**Task brief:** Extract the full listing verbatim and drop any pictures from your copy.

Stored records:
☆ ☆ ☆ ☆

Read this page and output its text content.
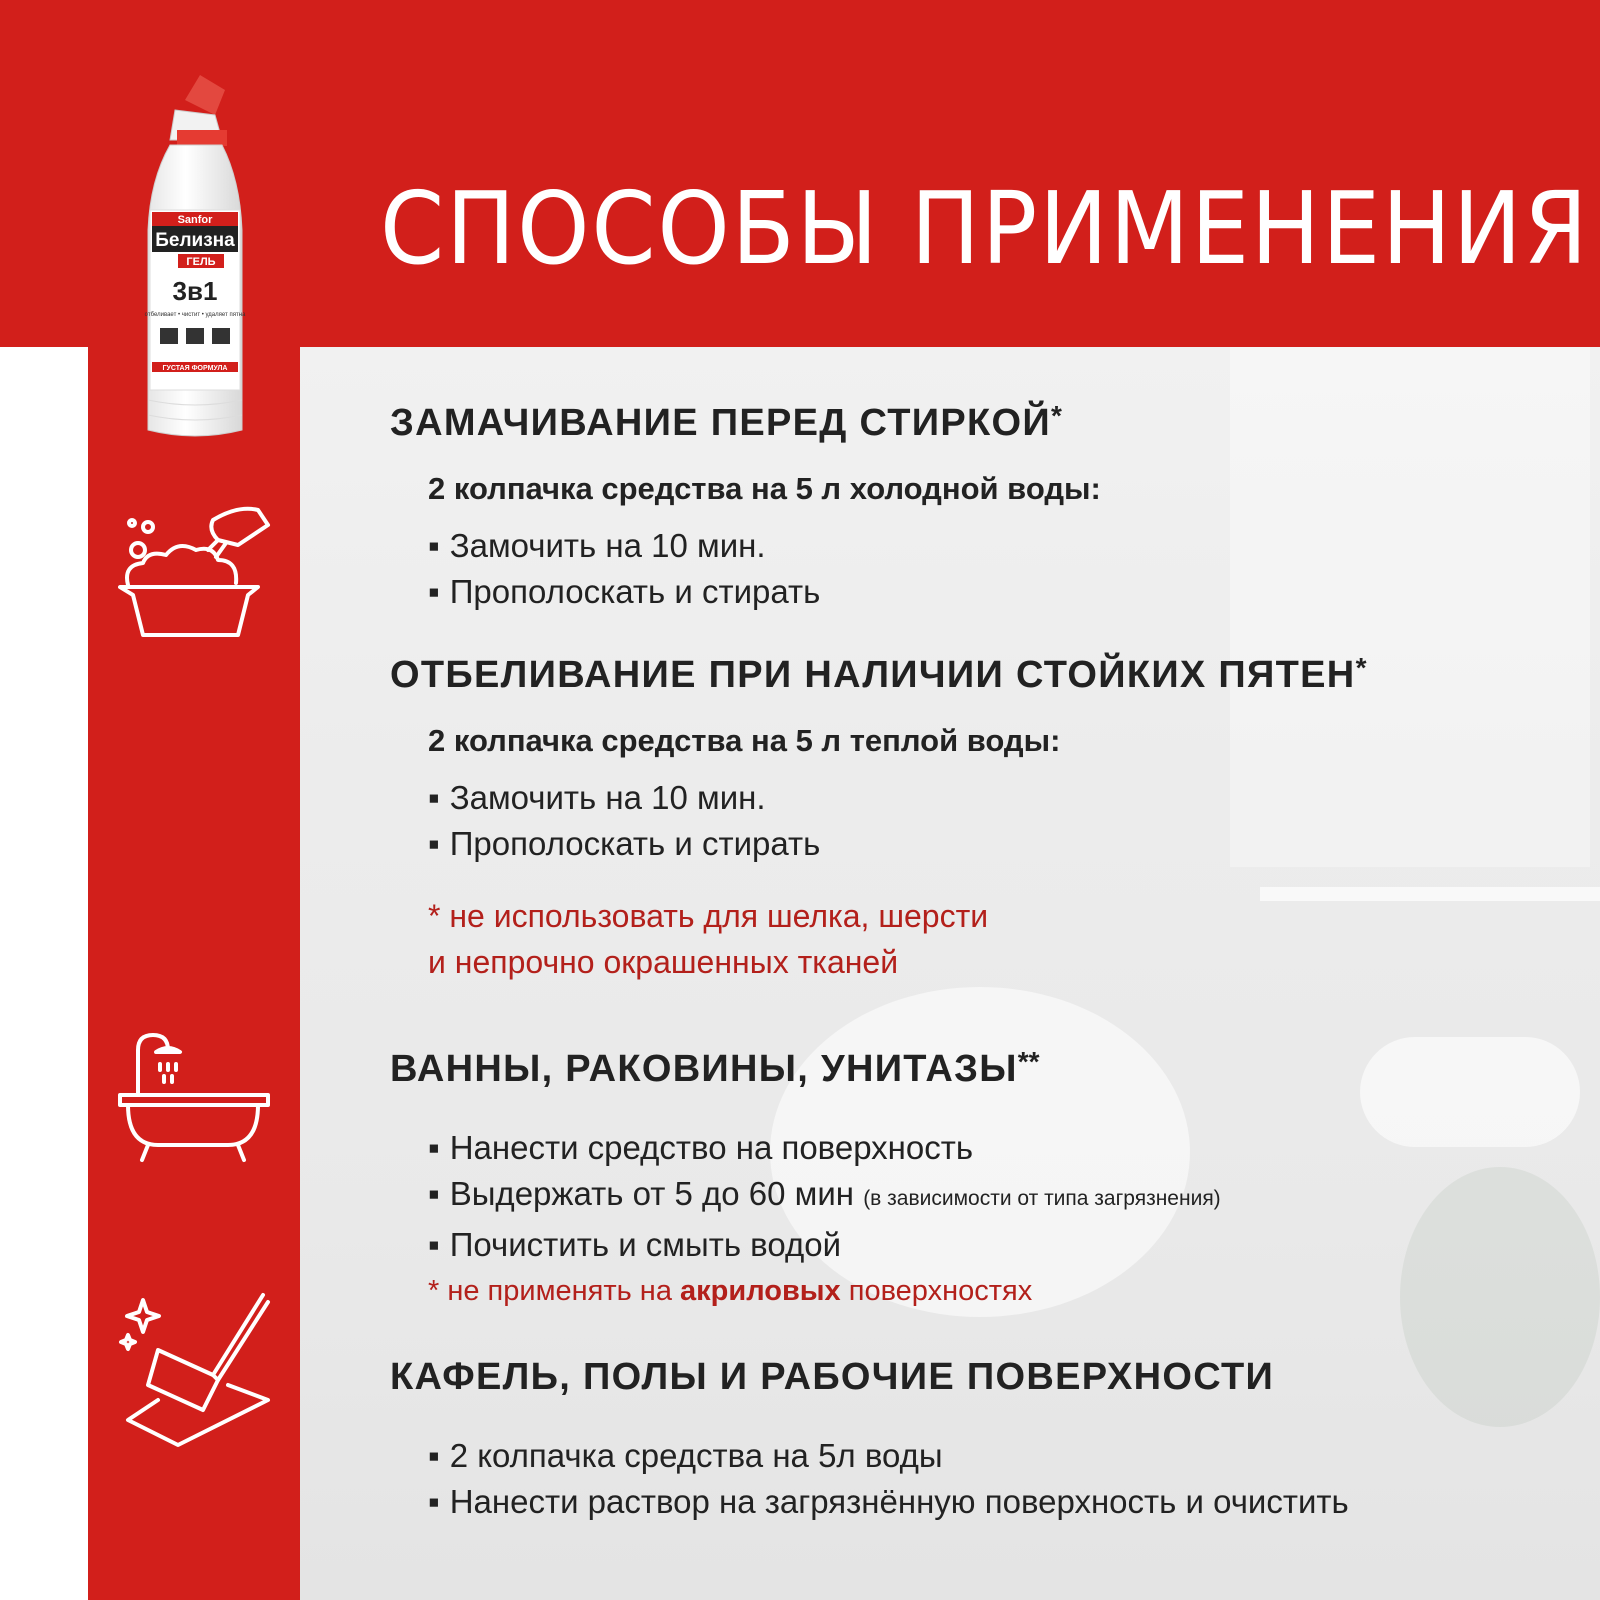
СПОСОБЫ ПРИМЕНЕНИЯ
Sanfor
Белизна
ГЕЛЬ
3в1
отбеливает • чистит • удаляет пятна
ГУСТАЯ ФОРМУЛА
ЗАМАЧИВАНИЕ ПЕРЕД СТИРКОЙ*
2 колпачка средства на 5 л холодной воды:
▪ Замочить на 10 мин.
▪ Прополоскать и стирать
ОТБЕЛИВАНИЕ ПРИ НАЛИЧИИ СТОЙКИХ ПЯТЕН*
2 колпачка средства на 5 л теплой воды:
▪ Замочить на 10 мин.
▪ Прополоскать и стирать
* не использовать для шелка, шерсти
и непрочно окрашенных тканей
ВАННЫ, РАКОВИНЫ, УНИТАЗЫ**
▪ Нанести средство на поверхность
▪ Выдержать от 5 до 60 мин (в зависимости от типа загрязнения)
▪ Почистить и смыть водой
* не применять на акриловых поверхностях
КАФЕЛЬ, ПОЛЫ И РАБОЧИЕ ПОВЕРХНОСТИ
▪ 2 колпачка средства на 5л воды
▪ Нанести раствор на загрязнённую поверхность и очистить
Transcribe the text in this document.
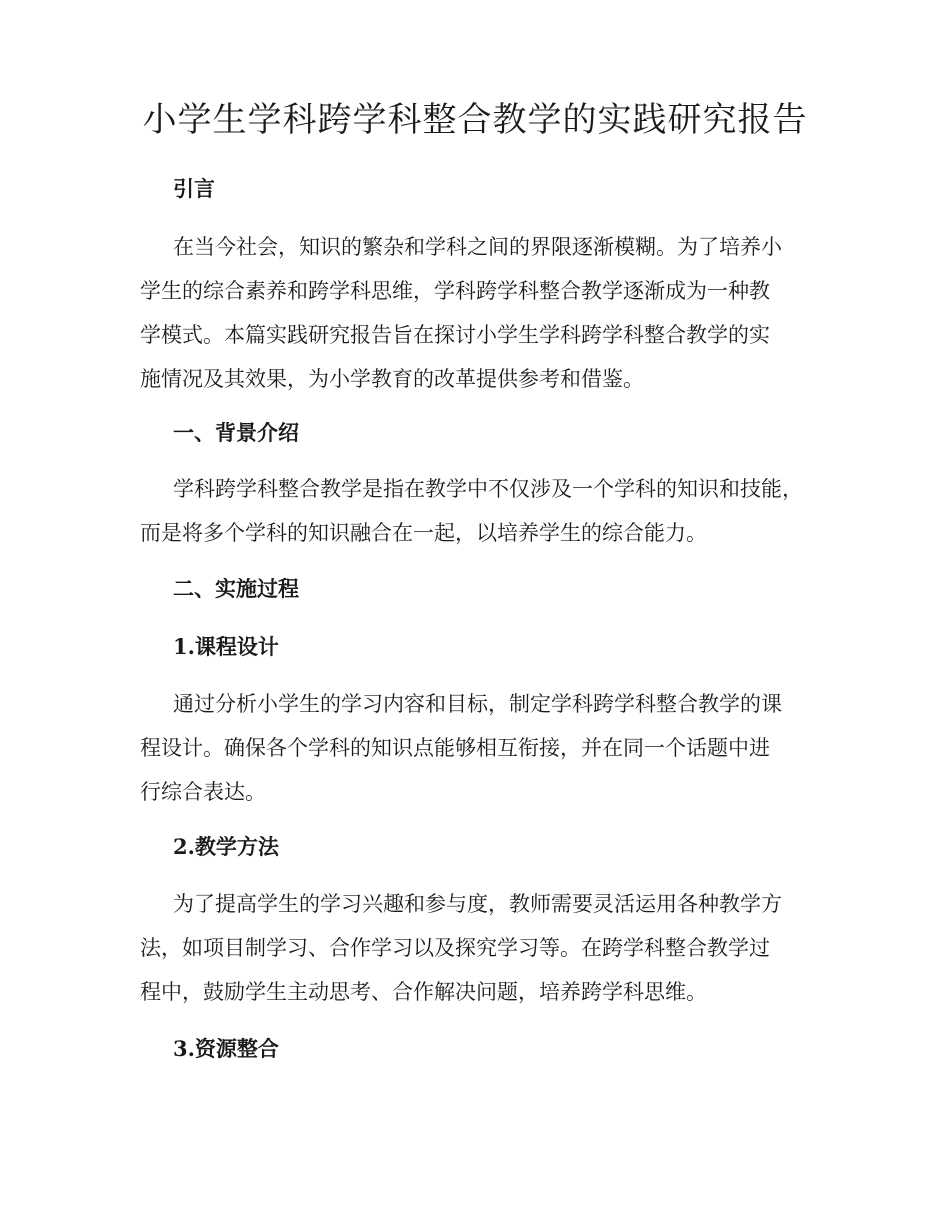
小学生学科跨学科整合教学的实践研究报告
引言
在当今社会，知识的繁杂和学科之间的界限逐渐模糊。为了培养小
学生的综合素养和跨学科思维，学科跨学科整合教学逐渐成为一种教
学模式。本篇实践研究报告旨在探讨小学生学科跨学科整合教学的实
施情况及其效果，为小学教育的改革提供参考和借鉴。
一、背景介绍
学科跨学科整合教学是指在教学中不仅涉及一个学科的知识和技能，
而是将多个学科的知识融合在一起，以培养学生的综合能力。
二、实施过程
1.课程设计
通过分析小学生的学习内容和目标，制定学科跨学科整合教学的课
程设计。确保各个学科的知识点能够相互衔接，并在同一个话题中进
行综合表达。
2.教学方法
为了提高学生的学习兴趣和参与度，教师需要灵活运用各种教学方
法，如项目制学习、合作学习以及探究学习等。在跨学科整合教学过
程中，鼓励学生主动思考、合作解决问题，培养跨学科思维。
3.资源整合
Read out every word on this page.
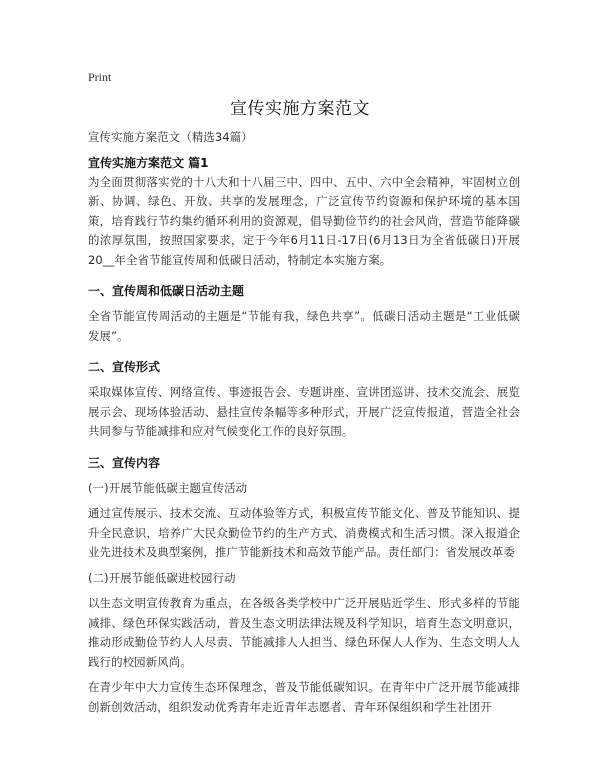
Print
宣传实施方案范文

宣传实施方案范文（精选34篇）

宣传实施方案范文 篇1

为全面贯彻落实党的十八大和十八届三中、四中、五中、六中全会精神，牢固树立创新、协调、绿色、开放、共享的发展理念，广泛宣传节约资源和保护环境的基本国策，培育践行节约集约循环利用的资源观，倡导勤俭节约的社会风尚，营造节能降碳的浓厚氛围，按照国家要求，定于今年6月11日-17日(6月13日为全省低碳日)开展20__年全省节能宣传周和低碳日活动，特制定本实施方案。

一、宣传周和低碳日活动主题

全省节能宣传周活动的主题是“节能有我，绿色共享”。低碳日活动主题是“工业低碳发展”。

二、宣传形式

采取媒体宣传、网络宣传、事迹报告会、专题讲座、宣讲团巡讲、技术交流会、展览展示会、现场体验活动、悬挂宣传条幅等多种形式，开展广泛宣传报道，营造全社会共同参与节能减排和应对气候变化工作的良好氛围。

三、宣传内容

(一)开展节能低碳主题宣传活动

通过宣传展示、技术交流、互动体验等方式，积极宣传节能文化、普及节能知识、提升全民意识，培养广大民众勤俭节约的生产方式、消费模式和生活习惯。深入报道企业先进技术及典型案例，推广节能新技术和高效节能产品。责任部门：省发展改革委

(二)开展节能低碳进校园行动

以生态文明宣传教育为重点，在各级各类学校中广泛开展贴近学生、形式多样的节能减排、绿色环保实践活动，普及生态文明法律法规及科学知识，培育生态文明意识，推动形成勤俭节约人人尽责、节能减排人人担当、绿色环保人人作为、生态文明人人践行的校园新风尚。

在青少年中大力宣传生态环保理念，普及节能低碳知识。在青年中广泛开展节能减排创新创效活动，组织发动优秀青年走近青年志愿者、青年环保组织和学生社团开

☆ ☆ ☆ ☆

**Complete output:**
Read this page and output its text content.
СПОСОБЫ ПРИМЕНЕНИЯ
Sanfor
Белизна
ГЕЛЬ
3в1
отбеливает • чистит • удаляет пятна
ГУСТАЯ ФОРМУЛА
ЗАМАЧИВАНИЕ ПЕРЕД СТИРКОЙ*
2 колпачка средства на 5 л холодной воды:
▪ Замочить на 10 мин.
▪ Прополоскать и стирать
ОТБЕЛИВАНИЕ ПРИ НАЛИЧИИ СТОЙКИХ ПЯТЕН*
2 колпачка средства на 5 л теплой воды:
▪ Замочить на 10 мин.
▪ Прополоскать и стирать
* не использовать для шелка, шерсти
и непрочно окрашенных тканей
ВАННЫ, РАКОВИНЫ, УНИТАЗЫ**
▪ Нанести средство на поверхность
▪ Выдержать от 5 до 60 мин (в зависимости от типа загрязнения)
▪ Почистить и смыть водой
* не применять на акриловых поверхностях
КАФЕЛЬ, ПОЛЫ И РАБОЧИЕ ПОВЕРХНОСТИ
▪ 2 колпачка средства на 5л воды
▪ Нанести раствор на загрязнённую поверхность и очистить
Transcribe the text in this document.
小学生学科跨学科整合教学的实践研究报告
引言
在当今社会，知识的繁杂和学科之间的界限逐渐模糊。为了培养小
学生的综合素养和跨学科思维，学科跨学科整合教学逐渐成为一种教
学模式。本篇实践研究报告旨在探讨小学生学科跨学科整合教学的实
施情况及其效果，为小学教育的改革提供参考和借鉴。
一、背景介绍
学科跨学科整合教学是指在教学中不仅涉及一个学科的知识和技能，
而是将多个学科的知识融合在一起，以培养学生的综合能力。
二、实施过程
1.课程设计
通过分析小学生的学习内容和目标，制定学科跨学科整合教学的课
程设计。确保各个学科的知识点能够相互衔接，并在同一个话题中进
行综合表达。
2.教学方法
为了提高学生的学习兴趣和参与度，教师需要灵活运用各种教学方
法，如项目制学习、合作学习以及探究学习等。在跨学科整合教学过
程中，鼓励学生主动思考、合作解决问题，培养跨学科思维。
3.资源整合
Read out every word on this page.
Print
宣传实施方案范文

宣传实施方案范文（精选34篇）

宣传实施方案范文 篇1

为全面贯彻落实党的十八大和十八届三中、四中、五中、六中全会精神，牢固树立创新、协调、绿色、开放、共享的发展理念，广泛宣传节约资源和保护环境的基本国策，培育践行节约集约循环利用的资源观，倡导勤俭节约的社会风尚，营造节能降碳的浓厚氛围，按照国家要求，定于今年6月11日-17日(6月13日为全省低碳日)开展20__年全省节能宣传周和低碳日活动，特制定本实施方案。

一、宣传周和低碳日活动主题

全省节能宣传周活动的主题是“节能有我，绿色共享”。低碳日活动主题是“工业低碳发展”。

二、宣传形式

采取媒体宣传、网络宣传、事迹报告会、专题讲座、宣讲团巡讲、技术交流会、展览展示会、现场体验活动、悬挂宣传条幅等多种形式，开展广泛宣传报道，营造全社会共同参与节能减排和应对气候变化工作的良好氛围。

三、宣传内容

(一)开展节能低碳主题宣传活动

通过宣传展示、技术交流、互动体验等方式，积极宣传节能文化、普及节能知识、提升全民意识，培养广大民众勤俭节约的生产方式、消费模式和生活习惯。深入报道企业先进技术及典型案例，推广节能新技术和高效节能产品。责任部门：省发展改革委

(二)开展节能低碳进校园行动

以生态文明宣传教育为重点，在各级各类学校中广泛开展贴近学生、形式多样的节能减排、绿色环保实践活动，普及生态文明法律法规及科学知识，培育生态文明意识，推动形成勤俭节约人人尽责、节能减排人人担当、绿色环保人人作为、生态文明人人践行的校园新风尚。

在青少年中大力宣传生态环保理念，普及节能低碳知识。在青年中广泛开展节能减排创新创效活动，组织发动优秀青年走近青年志愿者、青年环保组织和学生社团开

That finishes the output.